◆ To do ◆
Take every line from the listing below that includes "name" and copy it.

Start Data lines

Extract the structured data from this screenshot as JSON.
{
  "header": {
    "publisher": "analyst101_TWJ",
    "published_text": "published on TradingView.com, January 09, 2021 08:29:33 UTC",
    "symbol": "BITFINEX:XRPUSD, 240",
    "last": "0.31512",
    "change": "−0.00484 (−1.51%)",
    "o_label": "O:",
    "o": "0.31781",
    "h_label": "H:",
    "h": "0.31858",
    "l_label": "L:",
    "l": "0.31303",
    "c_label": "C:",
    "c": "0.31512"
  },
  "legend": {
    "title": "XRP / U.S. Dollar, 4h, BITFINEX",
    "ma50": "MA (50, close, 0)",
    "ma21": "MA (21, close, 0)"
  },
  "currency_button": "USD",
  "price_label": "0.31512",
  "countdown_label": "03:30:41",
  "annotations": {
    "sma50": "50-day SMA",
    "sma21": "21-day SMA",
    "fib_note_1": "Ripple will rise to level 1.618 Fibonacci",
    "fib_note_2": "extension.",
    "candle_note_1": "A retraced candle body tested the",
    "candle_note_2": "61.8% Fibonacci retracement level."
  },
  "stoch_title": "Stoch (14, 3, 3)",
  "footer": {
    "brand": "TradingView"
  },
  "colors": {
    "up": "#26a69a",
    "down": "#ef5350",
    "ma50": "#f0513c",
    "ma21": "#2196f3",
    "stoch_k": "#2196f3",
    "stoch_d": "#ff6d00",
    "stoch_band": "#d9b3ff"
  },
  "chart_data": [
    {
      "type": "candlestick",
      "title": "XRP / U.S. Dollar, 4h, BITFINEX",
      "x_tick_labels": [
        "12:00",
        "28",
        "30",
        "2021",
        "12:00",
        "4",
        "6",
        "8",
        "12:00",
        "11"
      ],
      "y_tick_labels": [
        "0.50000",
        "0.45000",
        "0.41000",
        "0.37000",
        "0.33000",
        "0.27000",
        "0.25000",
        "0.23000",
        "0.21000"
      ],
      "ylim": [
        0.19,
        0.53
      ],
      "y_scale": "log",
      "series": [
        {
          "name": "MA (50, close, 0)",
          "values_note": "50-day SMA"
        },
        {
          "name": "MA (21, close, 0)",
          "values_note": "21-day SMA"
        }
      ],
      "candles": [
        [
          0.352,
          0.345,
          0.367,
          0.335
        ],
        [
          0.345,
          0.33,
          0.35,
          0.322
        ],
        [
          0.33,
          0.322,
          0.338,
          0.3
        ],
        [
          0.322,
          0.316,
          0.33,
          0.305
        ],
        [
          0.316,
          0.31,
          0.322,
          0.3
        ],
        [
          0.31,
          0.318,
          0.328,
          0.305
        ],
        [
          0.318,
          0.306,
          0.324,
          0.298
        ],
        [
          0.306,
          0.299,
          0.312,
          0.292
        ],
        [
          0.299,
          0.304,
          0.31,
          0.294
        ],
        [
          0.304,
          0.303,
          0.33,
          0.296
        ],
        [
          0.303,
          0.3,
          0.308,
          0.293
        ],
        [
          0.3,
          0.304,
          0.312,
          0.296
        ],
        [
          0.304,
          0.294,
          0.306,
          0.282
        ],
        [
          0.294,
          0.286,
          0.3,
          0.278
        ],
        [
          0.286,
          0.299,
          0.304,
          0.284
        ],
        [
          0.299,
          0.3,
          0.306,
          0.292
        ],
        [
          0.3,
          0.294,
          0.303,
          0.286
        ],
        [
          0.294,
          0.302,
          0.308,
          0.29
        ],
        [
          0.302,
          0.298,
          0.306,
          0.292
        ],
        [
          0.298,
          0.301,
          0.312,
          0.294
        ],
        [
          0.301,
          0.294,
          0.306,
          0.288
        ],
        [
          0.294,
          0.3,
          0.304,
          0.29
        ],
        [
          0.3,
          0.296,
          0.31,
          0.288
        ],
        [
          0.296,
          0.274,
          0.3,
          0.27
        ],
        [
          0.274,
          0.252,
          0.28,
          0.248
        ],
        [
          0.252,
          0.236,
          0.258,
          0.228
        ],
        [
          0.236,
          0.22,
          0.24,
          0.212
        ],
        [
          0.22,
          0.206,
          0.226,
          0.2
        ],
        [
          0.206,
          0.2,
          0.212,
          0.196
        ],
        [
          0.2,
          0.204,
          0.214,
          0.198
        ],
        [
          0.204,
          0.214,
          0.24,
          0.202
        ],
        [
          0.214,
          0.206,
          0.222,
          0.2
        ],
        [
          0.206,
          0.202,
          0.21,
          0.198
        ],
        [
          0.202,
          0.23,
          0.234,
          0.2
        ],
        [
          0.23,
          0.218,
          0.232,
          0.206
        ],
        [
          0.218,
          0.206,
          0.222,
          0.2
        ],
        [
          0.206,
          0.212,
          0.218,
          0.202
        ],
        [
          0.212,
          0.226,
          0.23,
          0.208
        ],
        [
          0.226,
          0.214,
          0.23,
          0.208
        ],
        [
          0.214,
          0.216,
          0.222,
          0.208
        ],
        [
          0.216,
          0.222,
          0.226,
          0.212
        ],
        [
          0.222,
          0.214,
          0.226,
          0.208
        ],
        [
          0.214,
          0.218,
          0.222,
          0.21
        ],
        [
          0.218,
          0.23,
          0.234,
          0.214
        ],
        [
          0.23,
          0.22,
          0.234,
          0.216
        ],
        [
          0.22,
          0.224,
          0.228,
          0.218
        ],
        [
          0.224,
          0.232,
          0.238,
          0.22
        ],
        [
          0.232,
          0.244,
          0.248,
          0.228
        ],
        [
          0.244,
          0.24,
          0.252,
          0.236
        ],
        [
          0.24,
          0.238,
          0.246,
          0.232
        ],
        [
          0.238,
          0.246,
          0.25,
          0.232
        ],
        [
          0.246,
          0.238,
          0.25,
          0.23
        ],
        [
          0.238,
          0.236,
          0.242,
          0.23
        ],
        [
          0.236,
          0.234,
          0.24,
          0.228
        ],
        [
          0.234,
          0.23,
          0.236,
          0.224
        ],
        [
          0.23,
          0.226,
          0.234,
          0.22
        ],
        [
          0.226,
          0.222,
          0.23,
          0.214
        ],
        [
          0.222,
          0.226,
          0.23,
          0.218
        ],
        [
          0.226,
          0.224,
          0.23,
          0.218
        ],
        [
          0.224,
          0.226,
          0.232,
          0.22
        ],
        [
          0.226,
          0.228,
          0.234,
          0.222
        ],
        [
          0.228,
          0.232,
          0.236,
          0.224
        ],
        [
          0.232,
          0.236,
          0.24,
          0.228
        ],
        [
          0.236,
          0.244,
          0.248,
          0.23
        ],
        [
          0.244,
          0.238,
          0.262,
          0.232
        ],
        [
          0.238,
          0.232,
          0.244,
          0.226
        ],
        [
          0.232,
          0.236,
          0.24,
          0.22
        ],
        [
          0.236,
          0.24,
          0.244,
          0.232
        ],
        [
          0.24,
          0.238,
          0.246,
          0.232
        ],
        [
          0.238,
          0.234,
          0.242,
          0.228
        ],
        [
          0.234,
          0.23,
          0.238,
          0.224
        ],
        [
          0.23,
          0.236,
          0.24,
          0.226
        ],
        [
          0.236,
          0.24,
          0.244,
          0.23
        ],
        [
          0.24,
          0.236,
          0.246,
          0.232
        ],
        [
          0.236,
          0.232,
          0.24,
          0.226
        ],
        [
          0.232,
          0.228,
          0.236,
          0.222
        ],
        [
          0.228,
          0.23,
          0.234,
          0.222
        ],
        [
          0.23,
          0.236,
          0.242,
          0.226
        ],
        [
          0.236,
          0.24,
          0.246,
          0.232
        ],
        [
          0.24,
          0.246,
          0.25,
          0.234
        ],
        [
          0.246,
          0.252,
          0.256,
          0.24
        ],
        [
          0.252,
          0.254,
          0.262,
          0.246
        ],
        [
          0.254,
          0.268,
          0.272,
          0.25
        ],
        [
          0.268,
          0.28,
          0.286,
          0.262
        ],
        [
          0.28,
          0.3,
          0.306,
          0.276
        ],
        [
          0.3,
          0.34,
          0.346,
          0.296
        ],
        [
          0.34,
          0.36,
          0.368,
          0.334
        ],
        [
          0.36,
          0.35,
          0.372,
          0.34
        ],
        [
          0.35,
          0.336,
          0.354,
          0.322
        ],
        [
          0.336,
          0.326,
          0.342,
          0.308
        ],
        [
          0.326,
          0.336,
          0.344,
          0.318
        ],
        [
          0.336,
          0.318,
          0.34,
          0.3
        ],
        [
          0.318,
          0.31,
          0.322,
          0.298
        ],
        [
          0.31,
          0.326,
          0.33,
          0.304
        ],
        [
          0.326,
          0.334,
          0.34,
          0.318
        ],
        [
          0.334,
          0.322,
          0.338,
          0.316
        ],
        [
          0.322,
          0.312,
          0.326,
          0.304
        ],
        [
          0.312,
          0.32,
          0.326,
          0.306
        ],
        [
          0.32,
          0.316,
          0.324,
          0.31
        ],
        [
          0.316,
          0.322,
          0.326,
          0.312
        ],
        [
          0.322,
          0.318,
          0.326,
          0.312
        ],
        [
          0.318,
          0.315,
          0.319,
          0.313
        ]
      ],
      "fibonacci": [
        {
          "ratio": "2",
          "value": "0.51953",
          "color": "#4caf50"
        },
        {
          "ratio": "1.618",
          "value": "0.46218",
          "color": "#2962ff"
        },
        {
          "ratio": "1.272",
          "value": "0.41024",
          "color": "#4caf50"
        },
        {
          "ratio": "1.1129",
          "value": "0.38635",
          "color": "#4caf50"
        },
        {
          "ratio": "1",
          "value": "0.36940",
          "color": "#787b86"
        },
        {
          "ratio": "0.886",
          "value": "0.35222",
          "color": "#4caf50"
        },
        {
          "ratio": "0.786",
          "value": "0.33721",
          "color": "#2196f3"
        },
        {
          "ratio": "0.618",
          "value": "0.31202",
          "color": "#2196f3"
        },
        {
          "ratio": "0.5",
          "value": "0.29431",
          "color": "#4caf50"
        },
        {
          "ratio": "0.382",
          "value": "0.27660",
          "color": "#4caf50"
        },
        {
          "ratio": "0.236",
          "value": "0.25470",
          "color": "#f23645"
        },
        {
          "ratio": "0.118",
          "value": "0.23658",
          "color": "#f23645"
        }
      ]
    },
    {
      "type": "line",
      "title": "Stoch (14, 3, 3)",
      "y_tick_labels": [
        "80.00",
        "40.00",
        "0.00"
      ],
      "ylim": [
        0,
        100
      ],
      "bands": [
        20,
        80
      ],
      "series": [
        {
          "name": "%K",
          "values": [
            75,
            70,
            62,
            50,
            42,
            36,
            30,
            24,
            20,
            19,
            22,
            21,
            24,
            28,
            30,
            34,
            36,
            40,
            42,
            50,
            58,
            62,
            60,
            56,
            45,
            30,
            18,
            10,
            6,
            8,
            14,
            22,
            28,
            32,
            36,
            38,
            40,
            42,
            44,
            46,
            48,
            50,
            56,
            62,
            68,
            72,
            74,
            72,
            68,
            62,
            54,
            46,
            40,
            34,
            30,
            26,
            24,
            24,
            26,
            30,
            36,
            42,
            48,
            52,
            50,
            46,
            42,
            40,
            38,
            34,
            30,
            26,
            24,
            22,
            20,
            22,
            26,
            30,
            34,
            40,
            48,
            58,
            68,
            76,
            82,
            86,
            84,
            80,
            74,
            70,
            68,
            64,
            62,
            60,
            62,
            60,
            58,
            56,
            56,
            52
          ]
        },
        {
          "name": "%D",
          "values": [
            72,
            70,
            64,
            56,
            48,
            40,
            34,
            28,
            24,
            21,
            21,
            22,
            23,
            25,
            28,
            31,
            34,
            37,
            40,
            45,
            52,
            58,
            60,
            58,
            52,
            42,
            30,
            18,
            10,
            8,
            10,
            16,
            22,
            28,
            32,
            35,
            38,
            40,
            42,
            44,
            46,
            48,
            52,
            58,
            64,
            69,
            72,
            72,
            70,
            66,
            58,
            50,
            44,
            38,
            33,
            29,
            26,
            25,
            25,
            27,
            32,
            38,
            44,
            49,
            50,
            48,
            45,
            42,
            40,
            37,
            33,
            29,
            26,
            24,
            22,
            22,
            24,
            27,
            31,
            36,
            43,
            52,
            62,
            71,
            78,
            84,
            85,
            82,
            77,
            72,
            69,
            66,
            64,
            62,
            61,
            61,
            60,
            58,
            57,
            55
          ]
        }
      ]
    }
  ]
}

End Data lines

◆ Output for this exercise ◆
          "name": "MA (50, close, 0)",
          "name": "MA (21, close, 0)",
          "name": "%K",
          "name": "%D",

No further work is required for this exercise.